* **TASK STATEMENT**
Work out how many lines hold the string "Magenta". Give that number and nothing more.

* BEGIN EXERCISE INPUT *

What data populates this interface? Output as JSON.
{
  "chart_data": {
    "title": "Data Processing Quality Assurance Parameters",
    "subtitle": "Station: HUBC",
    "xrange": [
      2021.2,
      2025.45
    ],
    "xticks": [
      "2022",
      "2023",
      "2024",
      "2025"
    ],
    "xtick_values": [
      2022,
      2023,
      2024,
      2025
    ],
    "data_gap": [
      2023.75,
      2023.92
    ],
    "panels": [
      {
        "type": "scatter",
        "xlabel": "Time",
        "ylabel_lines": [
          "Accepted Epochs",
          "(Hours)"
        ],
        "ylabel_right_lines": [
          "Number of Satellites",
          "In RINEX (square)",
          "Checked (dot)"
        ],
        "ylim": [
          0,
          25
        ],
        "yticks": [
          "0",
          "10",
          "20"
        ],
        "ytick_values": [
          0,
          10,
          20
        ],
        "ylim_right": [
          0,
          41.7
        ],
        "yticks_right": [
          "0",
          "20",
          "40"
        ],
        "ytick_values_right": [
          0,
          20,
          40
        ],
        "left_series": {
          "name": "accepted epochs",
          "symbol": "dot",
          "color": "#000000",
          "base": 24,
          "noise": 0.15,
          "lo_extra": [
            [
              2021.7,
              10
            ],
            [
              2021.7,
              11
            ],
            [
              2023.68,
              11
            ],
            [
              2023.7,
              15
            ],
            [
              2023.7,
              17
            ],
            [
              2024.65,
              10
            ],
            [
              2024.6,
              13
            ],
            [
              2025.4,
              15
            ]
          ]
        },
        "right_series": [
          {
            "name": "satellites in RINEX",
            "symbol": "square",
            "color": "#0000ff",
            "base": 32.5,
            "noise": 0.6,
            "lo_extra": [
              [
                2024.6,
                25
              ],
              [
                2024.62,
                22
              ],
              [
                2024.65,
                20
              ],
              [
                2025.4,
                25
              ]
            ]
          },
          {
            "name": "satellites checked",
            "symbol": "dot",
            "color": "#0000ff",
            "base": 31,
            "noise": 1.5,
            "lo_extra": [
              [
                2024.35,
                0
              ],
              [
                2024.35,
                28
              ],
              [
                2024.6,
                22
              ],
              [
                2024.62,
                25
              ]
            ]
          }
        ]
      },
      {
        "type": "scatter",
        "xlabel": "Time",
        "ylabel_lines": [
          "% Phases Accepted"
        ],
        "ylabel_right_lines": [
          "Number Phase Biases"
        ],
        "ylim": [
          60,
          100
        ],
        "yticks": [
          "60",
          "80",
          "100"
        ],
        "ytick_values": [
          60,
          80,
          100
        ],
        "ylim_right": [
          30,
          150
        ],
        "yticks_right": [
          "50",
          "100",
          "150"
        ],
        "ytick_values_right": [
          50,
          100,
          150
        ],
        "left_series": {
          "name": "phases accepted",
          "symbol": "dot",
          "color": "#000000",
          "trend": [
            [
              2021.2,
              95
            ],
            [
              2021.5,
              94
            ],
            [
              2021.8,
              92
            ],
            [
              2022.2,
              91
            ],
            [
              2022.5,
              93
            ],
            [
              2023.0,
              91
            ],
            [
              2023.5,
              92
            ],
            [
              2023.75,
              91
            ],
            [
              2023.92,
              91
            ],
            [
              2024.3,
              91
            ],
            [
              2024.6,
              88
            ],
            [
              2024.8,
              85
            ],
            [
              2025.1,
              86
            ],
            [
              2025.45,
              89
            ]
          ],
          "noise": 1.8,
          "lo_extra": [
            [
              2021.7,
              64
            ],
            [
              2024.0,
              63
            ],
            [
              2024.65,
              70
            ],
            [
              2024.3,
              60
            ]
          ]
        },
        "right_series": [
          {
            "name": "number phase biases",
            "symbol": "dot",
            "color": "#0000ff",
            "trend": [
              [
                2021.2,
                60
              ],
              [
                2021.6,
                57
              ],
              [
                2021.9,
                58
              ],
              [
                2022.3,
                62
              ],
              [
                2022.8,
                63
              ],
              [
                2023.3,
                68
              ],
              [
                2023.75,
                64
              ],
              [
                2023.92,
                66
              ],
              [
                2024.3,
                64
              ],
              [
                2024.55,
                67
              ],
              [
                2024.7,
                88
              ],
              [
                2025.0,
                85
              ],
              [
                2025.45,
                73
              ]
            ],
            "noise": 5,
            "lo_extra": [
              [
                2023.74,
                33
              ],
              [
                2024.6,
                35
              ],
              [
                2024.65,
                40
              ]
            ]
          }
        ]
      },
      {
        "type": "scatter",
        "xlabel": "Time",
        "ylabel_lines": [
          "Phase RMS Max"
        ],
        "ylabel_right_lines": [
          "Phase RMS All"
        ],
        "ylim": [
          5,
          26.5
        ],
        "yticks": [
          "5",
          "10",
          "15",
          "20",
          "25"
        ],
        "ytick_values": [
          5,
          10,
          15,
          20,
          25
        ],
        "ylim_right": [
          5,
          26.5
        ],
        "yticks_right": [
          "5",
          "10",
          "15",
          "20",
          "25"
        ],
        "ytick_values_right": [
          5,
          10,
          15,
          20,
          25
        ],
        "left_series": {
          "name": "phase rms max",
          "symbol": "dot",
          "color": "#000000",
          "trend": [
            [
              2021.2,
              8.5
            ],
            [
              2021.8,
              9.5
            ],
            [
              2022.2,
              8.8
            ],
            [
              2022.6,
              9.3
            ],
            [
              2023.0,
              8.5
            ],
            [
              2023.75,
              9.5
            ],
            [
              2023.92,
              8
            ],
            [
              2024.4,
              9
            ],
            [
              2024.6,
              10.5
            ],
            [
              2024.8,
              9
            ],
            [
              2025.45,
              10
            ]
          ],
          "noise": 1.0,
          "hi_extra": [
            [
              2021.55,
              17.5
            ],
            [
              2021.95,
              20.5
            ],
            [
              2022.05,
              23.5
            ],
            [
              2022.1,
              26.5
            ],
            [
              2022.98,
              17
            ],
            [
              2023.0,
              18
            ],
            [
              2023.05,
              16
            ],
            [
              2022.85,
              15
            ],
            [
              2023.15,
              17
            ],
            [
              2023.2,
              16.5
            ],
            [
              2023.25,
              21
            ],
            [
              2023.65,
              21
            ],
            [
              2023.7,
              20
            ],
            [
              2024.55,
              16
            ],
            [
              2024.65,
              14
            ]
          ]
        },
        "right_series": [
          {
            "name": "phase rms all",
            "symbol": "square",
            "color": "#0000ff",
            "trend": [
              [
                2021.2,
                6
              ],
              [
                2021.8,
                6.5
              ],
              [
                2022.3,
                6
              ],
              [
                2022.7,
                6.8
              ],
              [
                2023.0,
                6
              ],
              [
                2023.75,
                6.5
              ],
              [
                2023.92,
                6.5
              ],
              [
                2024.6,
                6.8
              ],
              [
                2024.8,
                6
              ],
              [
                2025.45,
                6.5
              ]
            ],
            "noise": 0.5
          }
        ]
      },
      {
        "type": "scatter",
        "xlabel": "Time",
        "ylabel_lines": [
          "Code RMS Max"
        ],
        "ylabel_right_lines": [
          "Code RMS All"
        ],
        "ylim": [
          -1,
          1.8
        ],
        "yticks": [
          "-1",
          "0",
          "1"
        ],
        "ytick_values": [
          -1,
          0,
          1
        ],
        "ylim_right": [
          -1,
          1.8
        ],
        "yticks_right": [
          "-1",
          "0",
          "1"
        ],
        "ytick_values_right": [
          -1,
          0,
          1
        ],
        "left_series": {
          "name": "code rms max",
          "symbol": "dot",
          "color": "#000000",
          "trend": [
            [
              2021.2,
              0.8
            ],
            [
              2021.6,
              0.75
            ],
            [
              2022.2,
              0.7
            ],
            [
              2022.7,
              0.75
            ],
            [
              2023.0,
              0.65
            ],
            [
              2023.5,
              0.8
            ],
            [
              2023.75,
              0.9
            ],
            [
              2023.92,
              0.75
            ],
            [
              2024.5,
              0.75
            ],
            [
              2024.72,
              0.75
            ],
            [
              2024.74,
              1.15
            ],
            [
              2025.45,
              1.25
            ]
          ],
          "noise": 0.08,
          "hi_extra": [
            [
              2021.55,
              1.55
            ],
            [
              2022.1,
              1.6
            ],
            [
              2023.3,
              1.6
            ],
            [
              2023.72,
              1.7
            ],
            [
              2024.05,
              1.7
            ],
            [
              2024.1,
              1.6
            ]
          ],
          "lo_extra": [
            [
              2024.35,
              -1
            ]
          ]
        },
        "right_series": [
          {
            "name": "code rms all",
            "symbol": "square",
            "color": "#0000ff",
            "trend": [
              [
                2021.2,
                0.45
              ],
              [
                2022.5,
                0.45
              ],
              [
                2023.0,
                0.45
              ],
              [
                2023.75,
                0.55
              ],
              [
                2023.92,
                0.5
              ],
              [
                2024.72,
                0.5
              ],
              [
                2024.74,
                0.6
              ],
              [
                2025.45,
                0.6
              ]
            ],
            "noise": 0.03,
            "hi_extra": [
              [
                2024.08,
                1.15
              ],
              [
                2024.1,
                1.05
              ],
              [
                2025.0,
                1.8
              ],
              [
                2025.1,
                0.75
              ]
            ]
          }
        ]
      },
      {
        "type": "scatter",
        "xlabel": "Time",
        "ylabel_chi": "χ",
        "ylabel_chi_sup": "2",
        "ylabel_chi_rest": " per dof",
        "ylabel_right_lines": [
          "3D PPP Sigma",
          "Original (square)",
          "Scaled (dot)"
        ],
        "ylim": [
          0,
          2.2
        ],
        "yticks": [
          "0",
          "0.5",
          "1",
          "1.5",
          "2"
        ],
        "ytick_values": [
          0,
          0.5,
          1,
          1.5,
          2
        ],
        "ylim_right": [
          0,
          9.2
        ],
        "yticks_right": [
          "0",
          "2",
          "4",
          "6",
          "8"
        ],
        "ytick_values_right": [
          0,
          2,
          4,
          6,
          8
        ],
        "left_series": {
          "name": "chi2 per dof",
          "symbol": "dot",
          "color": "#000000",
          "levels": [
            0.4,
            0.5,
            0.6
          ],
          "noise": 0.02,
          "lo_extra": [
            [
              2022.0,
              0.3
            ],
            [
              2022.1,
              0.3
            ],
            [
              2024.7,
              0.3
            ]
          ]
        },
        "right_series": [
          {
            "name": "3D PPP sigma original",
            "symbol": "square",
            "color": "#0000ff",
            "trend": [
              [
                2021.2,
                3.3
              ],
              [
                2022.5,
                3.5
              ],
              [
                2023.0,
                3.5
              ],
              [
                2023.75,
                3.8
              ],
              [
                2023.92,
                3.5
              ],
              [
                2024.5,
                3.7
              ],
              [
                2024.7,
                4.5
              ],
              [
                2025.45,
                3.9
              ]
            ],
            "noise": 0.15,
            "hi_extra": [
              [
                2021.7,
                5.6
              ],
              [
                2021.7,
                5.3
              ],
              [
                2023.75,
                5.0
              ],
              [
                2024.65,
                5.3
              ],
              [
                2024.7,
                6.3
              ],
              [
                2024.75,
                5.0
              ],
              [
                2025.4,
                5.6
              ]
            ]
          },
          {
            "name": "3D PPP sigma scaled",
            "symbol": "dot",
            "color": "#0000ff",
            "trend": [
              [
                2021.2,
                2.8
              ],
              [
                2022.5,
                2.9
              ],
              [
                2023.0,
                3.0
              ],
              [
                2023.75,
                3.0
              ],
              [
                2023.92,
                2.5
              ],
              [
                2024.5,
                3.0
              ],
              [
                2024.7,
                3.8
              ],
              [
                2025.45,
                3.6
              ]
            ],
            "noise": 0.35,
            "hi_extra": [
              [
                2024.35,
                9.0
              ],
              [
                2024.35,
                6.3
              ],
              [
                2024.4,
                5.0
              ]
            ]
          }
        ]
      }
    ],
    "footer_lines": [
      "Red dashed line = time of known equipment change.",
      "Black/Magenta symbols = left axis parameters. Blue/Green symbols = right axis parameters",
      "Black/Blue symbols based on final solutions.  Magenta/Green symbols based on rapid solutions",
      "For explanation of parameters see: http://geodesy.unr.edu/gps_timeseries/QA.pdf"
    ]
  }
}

* END EXERCISE INPUT *

* **THE COMPLETED TASK**
2